Record set:
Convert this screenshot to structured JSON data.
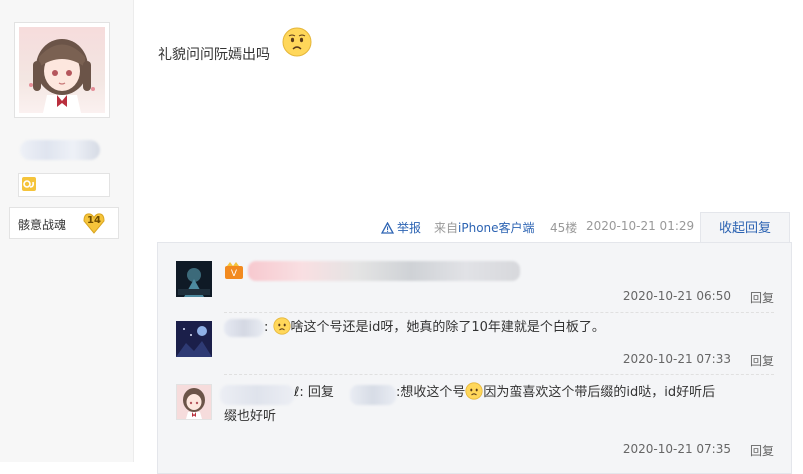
{
  "post": {
    "text": "礼貌问问阮嫣出吗",
    "emoji": "crying-smiley-icon"
  },
  "author": {
    "title": "骸意战魂",
    "level": "14"
  },
  "tail": {
    "report": "举报",
    "source_prefix": "来自",
    "source_client": "iPhone客户端",
    "floor": "45楼",
    "time": "2020-10-21 01:29",
    "collapse": "收起回复"
  },
  "replies": [
    {
      "time": "2020-10-21 06:50",
      "reply_label": "回复"
    },
    {
      "sep": ":",
      "text": "啥这个号还是id呀，她真的除了10年建就是个白板了。",
      "time": "2020-10-21 07:33",
      "reply_label": "回复"
    },
    {
      "user_suffix": "ℓ",
      "sep": ":",
      "reply_word": "回复",
      "text_a": ":想收这个号",
      "text_b": "因为蛮喜欢这个带后缀的id哒，id好听后",
      "text_c": "缀也好听",
      "time": "2020-10-21 07:35",
      "reply_label": "回复"
    }
  ],
  "colors": {
    "link": "#2d64b3",
    "sidebar_bg": "#f7f7f7",
    "reply_bg": "#f4f5f7"
  }
}
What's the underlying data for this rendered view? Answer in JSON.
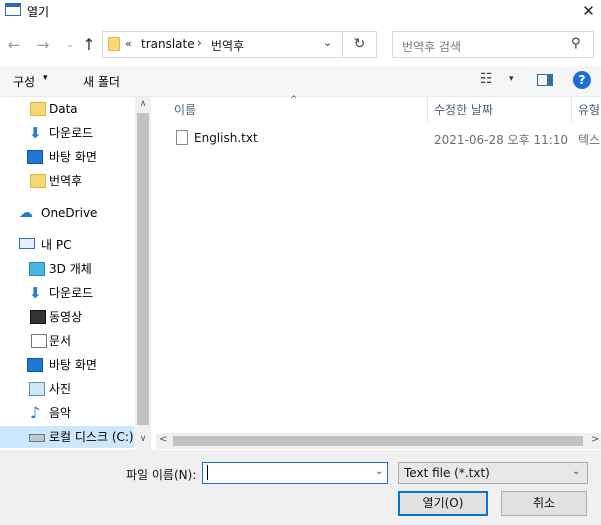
{
  "window": {
    "title": "열기",
    "close_glyph": "✕"
  },
  "nav": {
    "back_glyph": "←",
    "forward_glyph": "→",
    "recent_glyph": "⌄",
    "up_glyph": "↑"
  },
  "address": {
    "overflow": "«",
    "segments": [
      "translate",
      "번역후"
    ],
    "separator": "›",
    "dropdown_glyph": "⌄"
  },
  "refresh_glyph": "↻",
  "search": {
    "placeholder": "번역후 검색",
    "icon_glyph": "⚲"
  },
  "toolbar": {
    "organize_label": "구성",
    "caret": "▾",
    "new_folder_label": "새 폴더",
    "view_glyph": "☷",
    "help_label": "?"
  },
  "sidebar": {
    "items": [
      {
        "label": "Data",
        "icon": "folder-icon"
      },
      {
        "label": "다운로드",
        "icon": "download-icon"
      },
      {
        "label": "바탕 화면",
        "icon": "desktop-icon"
      },
      {
        "label": "번역후",
        "icon": "folder-icon"
      },
      {
        "label": "OneDrive",
        "icon": "onedrive-icon"
      },
      {
        "label": "내 PC",
        "icon": "pc-icon"
      },
      {
        "label": "3D 개체",
        "icon": "3d-objects-icon"
      },
      {
        "label": "다운로드",
        "icon": "download-icon"
      },
      {
        "label": "동영상",
        "icon": "video-icon"
      },
      {
        "label": "문서",
        "icon": "document-icon"
      },
      {
        "label": "바탕 화면",
        "icon": "desktop-icon"
      },
      {
        "label": "사진",
        "icon": "pictures-icon"
      },
      {
        "label": "음악",
        "icon": "music-icon"
      },
      {
        "label": "로컬 디스크 (C:)",
        "icon": "drive-icon"
      }
    ],
    "down_glyph": "⬇",
    "cloud_glyph": "☁",
    "music_glyph": "♪",
    "scroll_up": "∧",
    "scroll_down": "∨"
  },
  "list": {
    "columns": {
      "name": "이름",
      "date": "수정한 날짜",
      "type": "유형"
    },
    "sort_glyph": "^",
    "files": [
      {
        "name": "English.txt",
        "modified": "2021-06-28 오후 11:10",
        "type": "텍스"
      }
    ]
  },
  "hscroll": {
    "left": "<",
    "right": ">"
  },
  "footer": {
    "filename_label": "파일 이름(N):",
    "filename_value": "",
    "dropdown_glyph": "⌄",
    "filetype_value": "Text file (*.txt)",
    "open_label": "열기(O)",
    "cancel_label": "취소"
  }
}
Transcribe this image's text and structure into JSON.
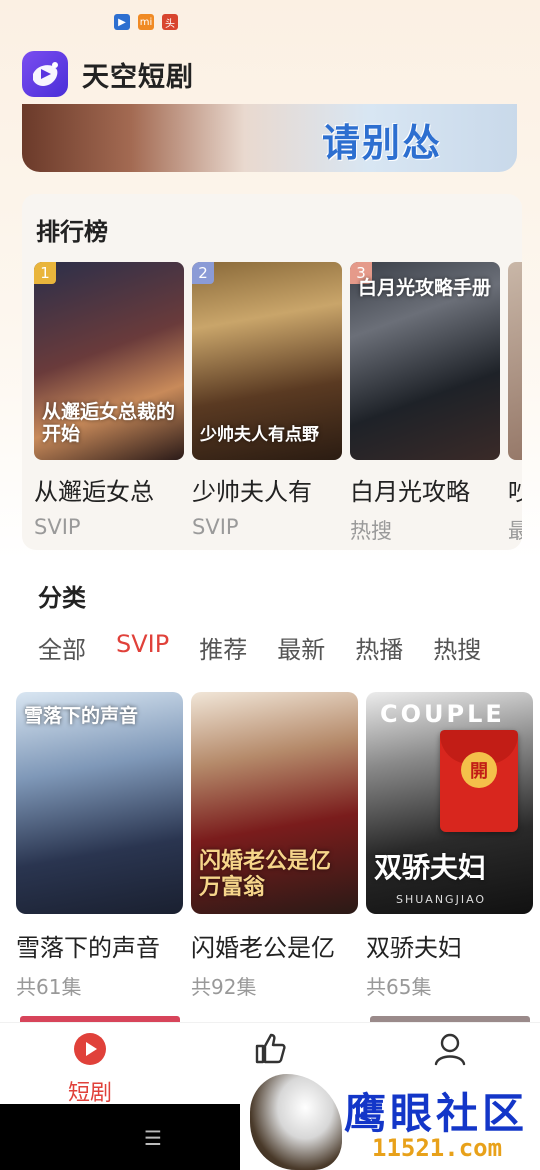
{
  "status_bar": {
    "left_icons": [
      "play-app-icon",
      "mi-app-icon",
      "news-app-icon"
    ]
  },
  "app": {
    "title": "天空短剧"
  },
  "banner": {
    "text": "请别怂"
  },
  "ranking": {
    "title": "排行榜",
    "items": [
      {
        "rank": "1",
        "name": "从邂逅女总",
        "tag": "SVIP",
        "poster_caption": "从邂逅女总裁的开始",
        "badge_color": "#e9b53c"
      },
      {
        "rank": "2",
        "name": "少帅夫人有",
        "tag": "SVIP",
        "poster_caption": "少帅夫人有点野",
        "badge_color": "#8b9bd6"
      },
      {
        "rank": "3",
        "name": "白月光攻略",
        "tag": "热搜",
        "poster_caption": "白月光攻略手册",
        "badge_color": "#e59a8a"
      },
      {
        "rank": "",
        "name": "吵",
        "tag": "最"
      }
    ]
  },
  "category": {
    "title": "分类",
    "filters": [
      "全部",
      "SVIP",
      "推荐",
      "最新",
      "热播",
      "热搜"
    ],
    "active_filter": "SVIP",
    "dramas": [
      {
        "name": "雪落下的声音",
        "count": "共61集",
        "poster_caption": "雪落下的声音"
      },
      {
        "name": "闪婚老公是亿",
        "count": "共92集",
        "poster_caption": "闪婚老公是亿万富翁"
      },
      {
        "name": "双骄夫妇",
        "count": "共65集",
        "poster_caption": "双骄夫妇",
        "poster_top_text": "COUPLE",
        "poster_bottom_text": "SHUANGJIAO",
        "red_packet_label": "開"
      }
    ]
  },
  "bottom_nav": {
    "items": [
      {
        "label": "短剧",
        "icon": "play-circle-icon"
      },
      {
        "label": "",
        "icon": "thumbs-up-icon"
      },
      {
        "label": "",
        "icon": "user-icon"
      }
    ]
  },
  "system_nav": {
    "menu_glyph": "☰"
  },
  "watermark": {
    "title": "鹰眼社区",
    "subtitle": "11521.com"
  },
  "colors": {
    "accent": "#e0413a",
    "brand": "#5a35e0"
  }
}
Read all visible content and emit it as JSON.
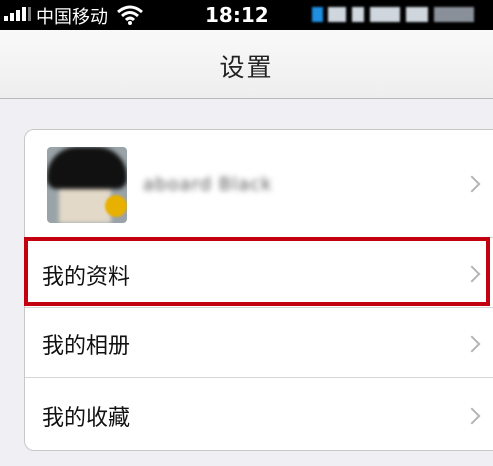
{
  "status_bar": {
    "carrier": "中国移动",
    "time": "18:12",
    "signal_icon": "signal-bars-icon",
    "wifi_icon": "wifi-icon"
  },
  "nav": {
    "title": "设置"
  },
  "profile": {
    "name": "aboard Black",
    "avatar_icon": "avatar"
  },
  "menu": {
    "items": [
      {
        "label": "我的资料",
        "highlighted": true
      },
      {
        "label": "我的相册",
        "highlighted": false
      },
      {
        "label": "我的收藏",
        "highlighted": false
      }
    ]
  },
  "colors": {
    "highlight_border": "#c2000f",
    "background": "#efeff4",
    "chevron": "#b5b5b5"
  }
}
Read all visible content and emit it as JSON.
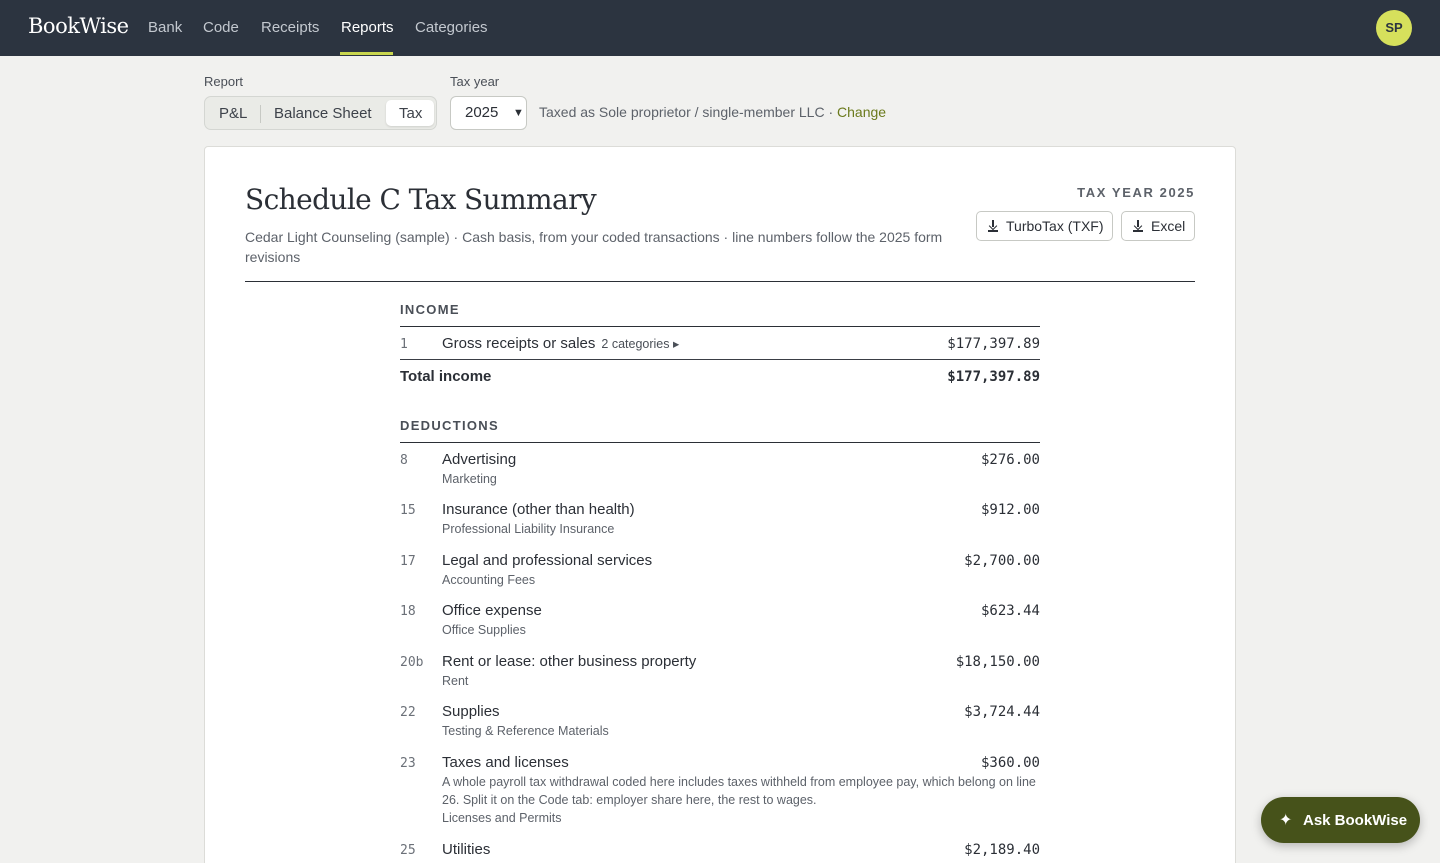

Exercise directions: Write out the full set of lines verbatim, without the pictures.

Final answer:
Convert this screenshot to structured JSON data.
{
  "post": {
    "text": "礼貌问问阮嫣出吗",
    "emoji": "crying-smiley-icon"
  },
  "author": {
    "title": "骸意战魂",
    "level": "14"
  },
  "tail": {
    "report": "举报",
    "source_prefix": "来自",
    "source_client": "iPhone客户端",
    "floor": "45楼",
    "time": "2020-10-21 01:29",
    "collapse": "收起回复"
  },
  "replies": [
    {
      "time": "2020-10-21 06:50",
      "reply_label": "回复"
    },
    {
      "sep": ":",
      "text": "啥这个号还是id呀，她真的除了10年建就是个白板了。",
      "time": "2020-10-21 07:33",
      "reply_label": "回复"
    },
    {
      "user_suffix": "ℓ",
      "sep": ":",
      "reply_word": "回复",
      "text_a": ":想收这个号",
      "text_b": "因为蛮喜欢这个带后缀的id哒，id好听后",
      "text_c": "缀也好听",
      "time": "2020-10-21 07:35",
      "reply_label": "回复"
    }
  ],
  "colors": {
    "link": "#2d64b3",
    "sidebar_bg": "#f7f7f7",
    "reply_bg": "#f4f5f7"
  }
}
What's the underlying data for this rendered view? Answer in JSON.
{
  "window": {
    "title": "열기",
    "close_glyph": "✕"
  },
  "nav": {
    "back_glyph": "←",
    "forward_glyph": "→",
    "recent_glyph": "⌄",
    "up_glyph": "↑"
  },
  "address": {
    "overflow": "«",
    "segments": [
      "translate",
      "번역후"
    ],
    "separator": "›",
    "dropdown_glyph": "⌄"
  },
  "refresh_glyph": "↻",
  "search": {
    "placeholder": "번역후 검색",
    "icon_glyph": "⚲"
  },
  "toolbar": {
    "organize_label": "구성",
    "caret": "▾",
    "new_folder_label": "새 폴더",
    "view_glyph": "☷",
    "help_label": "?"
  },
  "sidebar": {
    "items": [
      {
        "label": "Data",
        "icon": "folder-icon"
      },
      {
        "label": "다운로드",
        "icon": "download-icon"
      },
      {
        "label": "바탕 화면",
        "icon": "desktop-icon"
      },
      {
        "label": "번역후",
        "icon": "folder-icon"
      },
      {
        "label": "OneDrive",
        "icon": "onedrive-icon"
      },
      {
        "label": "내 PC",
        "icon": "pc-icon"
      },
      {
        "label": "3D 개체",
        "icon": "3d-objects-icon"
      },
      {
        "label": "다운로드",
        "icon": "download-icon"
      },
      {
        "label": "동영상",
        "icon": "video-icon"
      },
      {
        "label": "문서",
        "icon": "document-icon"
      },
      {
        "label": "바탕 화면",
        "icon": "desktop-icon"
      },
      {
        "label": "사진",
        "icon": "pictures-icon"
      },
      {
        "label": "음악",
        "icon": "music-icon"
      },
      {
        "label": "로컬 디스크 (C:)",
        "icon": "drive-icon"
      }
    ],
    "down_glyph": "⬇",
    "cloud_glyph": "☁",
    "music_glyph": "♪",
    "scroll_up": "∧",
    "scroll_down": "∨"
  },
  "list": {
    "columns": {
      "name": "이름",
      "date": "수정한 날짜",
      "type": "유형"
    },
    "sort_glyph": "^",
    "files": [
      {
        "name": "English.txt",
        "modified": "2021-06-28 오후 11:10",
        "type": "텍스"
      }
    ]
  },
  "hscroll": {
    "left": "<",
    "right": ">"
  },
  "footer": {
    "filename_label": "파일 이름(N):",
    "filename_value": "",
    "dropdown_glyph": "⌄",
    "filetype_value": "Text file (*.txt)",
    "open_label": "열기(O)",
    "cancel_label": "취소"
  }
}
Transcribe this image's text and structure into JSON.
{
  "status_bar": {
    "left_icons": [
      "play-app-icon",
      "mi-app-icon",
      "news-app-icon"
    ]
  },
  "app": {
    "title": "天空短剧"
  },
  "banner": {
    "text": "请别怂"
  },
  "ranking": {
    "title": "排行榜",
    "items": [
      {
        "rank": "1",
        "name": "从邂逅女总",
        "tag": "SVIP",
        "poster_caption": "从邂逅女总裁的开始",
        "badge_color": "#e9b53c"
      },
      {
        "rank": "2",
        "name": "少帅夫人有",
        "tag": "SVIP",
        "poster_caption": "少帅夫人有点野",
        "badge_color": "#8b9bd6"
      },
      {
        "rank": "3",
        "name": "白月光攻略",
        "tag": "热搜",
        "poster_caption": "白月光攻略手册",
        "badge_color": "#e59a8a"
      },
      {
        "rank": "",
        "name": "吵",
        "tag": "最"
      }
    ]
  },
  "category": {
    "title": "分类",
    "filters": [
      "全部",
      "SVIP",
      "推荐",
      "最新",
      "热播",
      "热搜"
    ],
    "active_filter": "SVIP",
    "dramas": [
      {
        "name": "雪落下的声音",
        "count": "共61集",
        "poster_caption": "雪落下的声音"
      },
      {
        "name": "闪婚老公是亿",
        "count": "共92集",
        "poster_caption": "闪婚老公是亿万富翁"
      },
      {
        "name": "双骄夫妇",
        "count": "共65集",
        "poster_caption": "双骄夫妇",
        "poster_top_text": "COUPLE",
        "poster_bottom_text": "SHUANGJIAO",
        "red_packet_label": "開"
      }
    ]
  },
  "bottom_nav": {
    "items": [
      {
        "label": "短剧",
        "icon": "play-circle-icon"
      },
      {
        "label": "",
        "icon": "thumbs-up-icon"
      },
      {
        "label": "",
        "icon": "user-icon"
      }
    ]
  },
  "system_nav": {
    "menu_glyph": "☰"
  },
  "watermark": {
    "title": "鹰眼社区",
    "subtitle": "11521.com"
  },
  "colors": {
    "accent": "#e0413a",
    "brand": "#5a35e0"
  }
}
Read all visible content and emit it as JSON.
{
  "status_bar": {
    "carrier": "中国移动",
    "time": "18:12",
    "signal_icon": "signal-bars-icon",
    "wifi_icon": "wifi-icon"
  },
  "nav": {
    "title": "设置"
  },
  "profile": {
    "name": "aboard Black",
    "avatar_icon": "avatar"
  },
  "menu": {
    "items": [
      {
        "label": "我的资料",
        "highlighted": true
      },
      {
        "label": "我的相册",
        "highlighted": false
      },
      {
        "label": "我的收藏",
        "highlighted": false
      }
    ]
  },
  "colors": {
    "highlight_border": "#c2000f",
    "background": "#efeff4",
    "chevron": "#b5b5b5"
  }
}
Read all visible content and emit it as JSON.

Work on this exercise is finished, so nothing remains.